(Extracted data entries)
%%

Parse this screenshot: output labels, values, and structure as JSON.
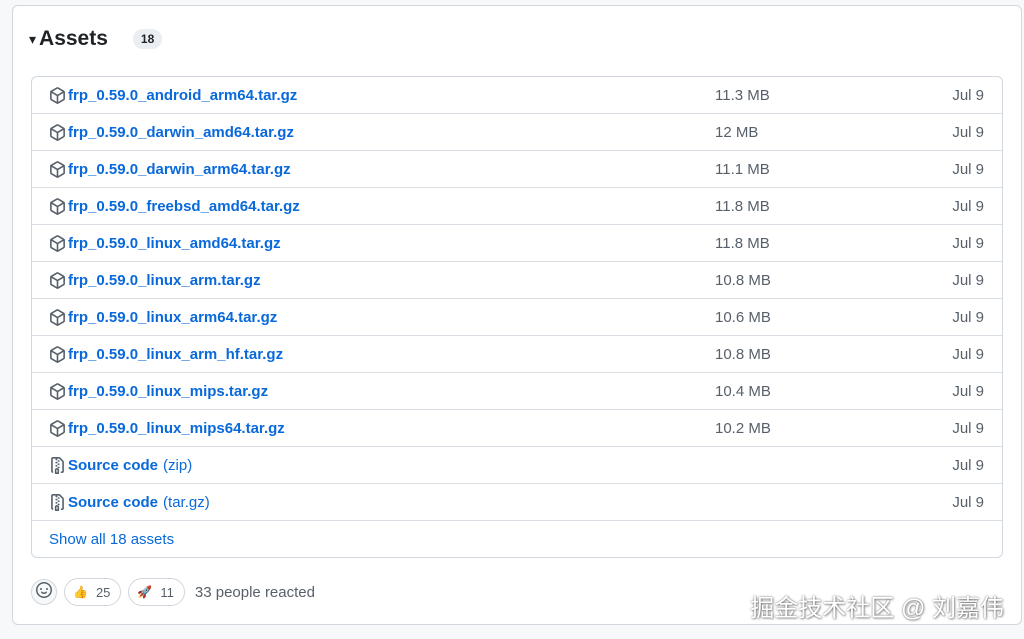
{
  "assets": {
    "caret": "▾",
    "title": "Assets",
    "count": "18",
    "items": [
      {
        "name": "frp_0.59.0_android_arm64.tar.gz",
        "suffix": "",
        "size": "11.3 MB",
        "date": "Jul 9",
        "icon": "package-icon"
      },
      {
        "name": "frp_0.59.0_darwin_amd64.tar.gz",
        "suffix": "",
        "size": "12 MB",
        "date": "Jul 9",
        "icon": "package-icon"
      },
      {
        "name": "frp_0.59.0_darwin_arm64.tar.gz",
        "suffix": "",
        "size": "11.1 MB",
        "date": "Jul 9",
        "icon": "package-icon"
      },
      {
        "name": "frp_0.59.0_freebsd_amd64.tar.gz",
        "suffix": "",
        "size": "11.8 MB",
        "date": "Jul 9",
        "icon": "package-icon"
      },
      {
        "name": "frp_0.59.0_linux_amd64.tar.gz",
        "suffix": "",
        "size": "11.8 MB",
        "date": "Jul 9",
        "icon": "package-icon"
      },
      {
        "name": "frp_0.59.0_linux_arm.tar.gz",
        "suffix": "",
        "size": "10.8 MB",
        "date": "Jul 9",
        "icon": "package-icon"
      },
      {
        "name": "frp_0.59.0_linux_arm64.tar.gz",
        "suffix": "",
        "size": "10.6 MB",
        "date": "Jul 9",
        "icon": "package-icon"
      },
      {
        "name": "frp_0.59.0_linux_arm_hf.tar.gz",
        "suffix": "",
        "size": "10.8 MB",
        "date": "Jul 9",
        "icon": "package-icon"
      },
      {
        "name": "frp_0.59.0_linux_mips.tar.gz",
        "suffix": "",
        "size": "10.4 MB",
        "date": "Jul 9",
        "icon": "package-icon"
      },
      {
        "name": "frp_0.59.0_linux_mips64.tar.gz",
        "suffix": "",
        "size": "10.2 MB",
        "date": "Jul 9",
        "icon": "package-icon"
      },
      {
        "name": "Source code",
        "suffix": "(zip)",
        "size": "",
        "date": "Jul 9",
        "icon": "file-zip-icon"
      },
      {
        "name": "Source code",
        "suffix": "(tar.gz)",
        "size": "",
        "date": "Jul 9",
        "icon": "file-zip-icon"
      }
    ],
    "show_all": "Show all 18 assets"
  },
  "reactions": {
    "items": [
      {
        "emoji": "👍",
        "count": "25",
        "icon": "thumbs-up-icon"
      },
      {
        "emoji": "🚀",
        "count": "11",
        "icon": "rocket-icon"
      }
    ],
    "summary": "33 people reacted"
  },
  "watermark": "掘金技术社区 @ 刘嘉伟",
  "colors": {
    "link": "#0969da",
    "muted": "#57606a",
    "border": "#d0d7de"
  }
}
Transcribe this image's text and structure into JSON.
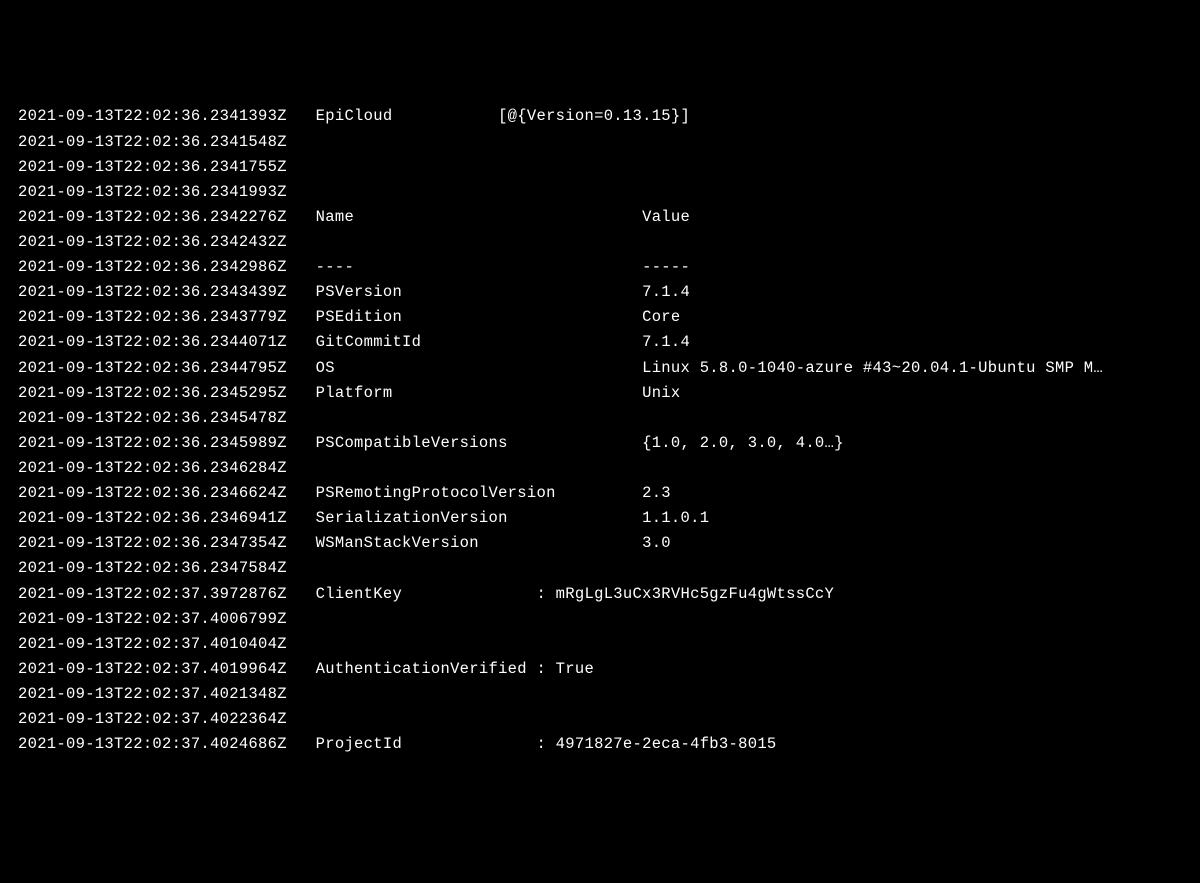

%%

§ Given exercise
Leave out all images, then reproduce the entries above exactly.

§ Correct output
Parse this screenshot: output labels, values, and structure as JSON.
{
  "assets": {
    "caret": "▾",
    "title": "Assets",
    "count": "18",
    "items": [
      {
        "name": "frp_0.59.0_android_arm64.tar.gz",
        "suffix": "",
        "size": "11.3 MB",
        "date": "Jul 9",
        "icon": "package-icon"
      },
      {
        "name": "frp_0.59.0_darwin_amd64.tar.gz",
        "suffix": "",
        "size": "12 MB",
        "date": "Jul 9",
        "icon": "package-icon"
      },
      {
        "name": "frp_0.59.0_darwin_arm64.tar.gz",
        "suffix": "",
        "size": "11.1 MB",
        "date": "Jul 9",
        "icon": "package-icon"
      },
      {
        "name": "frp_0.59.0_freebsd_amd64.tar.gz",
        "suffix": "",
        "size": "11.8 MB",
        "date": "Jul 9",
        "icon": "package-icon"
      },
      {
        "name": "frp_0.59.0_linux_amd64.tar.gz",
        "suffix": "",
        "size": "11.8 MB",
        "date": "Jul 9",
        "icon": "package-icon"
      },
      {
        "name": "frp_0.59.0_linux_arm.tar.gz",
        "suffix": "",
        "size": "10.8 MB",
        "date": "Jul 9",
        "icon": "package-icon"
      },
      {
        "name": "frp_0.59.0_linux_arm64.tar.gz",
        "suffix": "",
        "size": "10.6 MB",
        "date": "Jul 9",
        "icon": "package-icon"
      },
      {
        "name": "frp_0.59.0_linux_arm_hf.tar.gz",
        "suffix": "",
        "size": "10.8 MB",
        "date": "Jul 9",
        "icon": "package-icon"
      },
      {
        "name": "frp_0.59.0_linux_mips.tar.gz",
        "suffix": "",
        "size": "10.4 MB",
        "date": "Jul 9",
        "icon": "package-icon"
      },
      {
        "name": "frp_0.59.0_linux_mips64.tar.gz",
        "suffix": "",
        "size": "10.2 MB",
        "date": "Jul 9",
        "icon": "package-icon"
      },
      {
        "name": "Source code",
        "suffix": "(zip)",
        "size": "",
        "date": "Jul 9",
        "icon": "file-zip-icon"
      },
      {
        "name": "Source code",
        "suffix": "(tar.gz)",
        "size": "",
        "date": "Jul 9",
        "icon": "file-zip-icon"
      }
    ],
    "show_all": "Show all 18 assets"
  },
  "reactions": {
    "items": [
      {
        "emoji": "👍",
        "count": "25",
        "icon": "thumbs-up-icon"
      },
      {
        "emoji": "🚀",
        "count": "11",
        "icon": "rocket-icon"
      }
    ],
    "summary": "33 people reacted"
  },
  "watermark": "掘金技术社区 @ 刘嘉伟",
  "colors": {
    "link": "#0969da",
    "muted": "#57606a",
    "border": "#d0d7de"
  }
}
Transcribe this image's text and structure into JSON.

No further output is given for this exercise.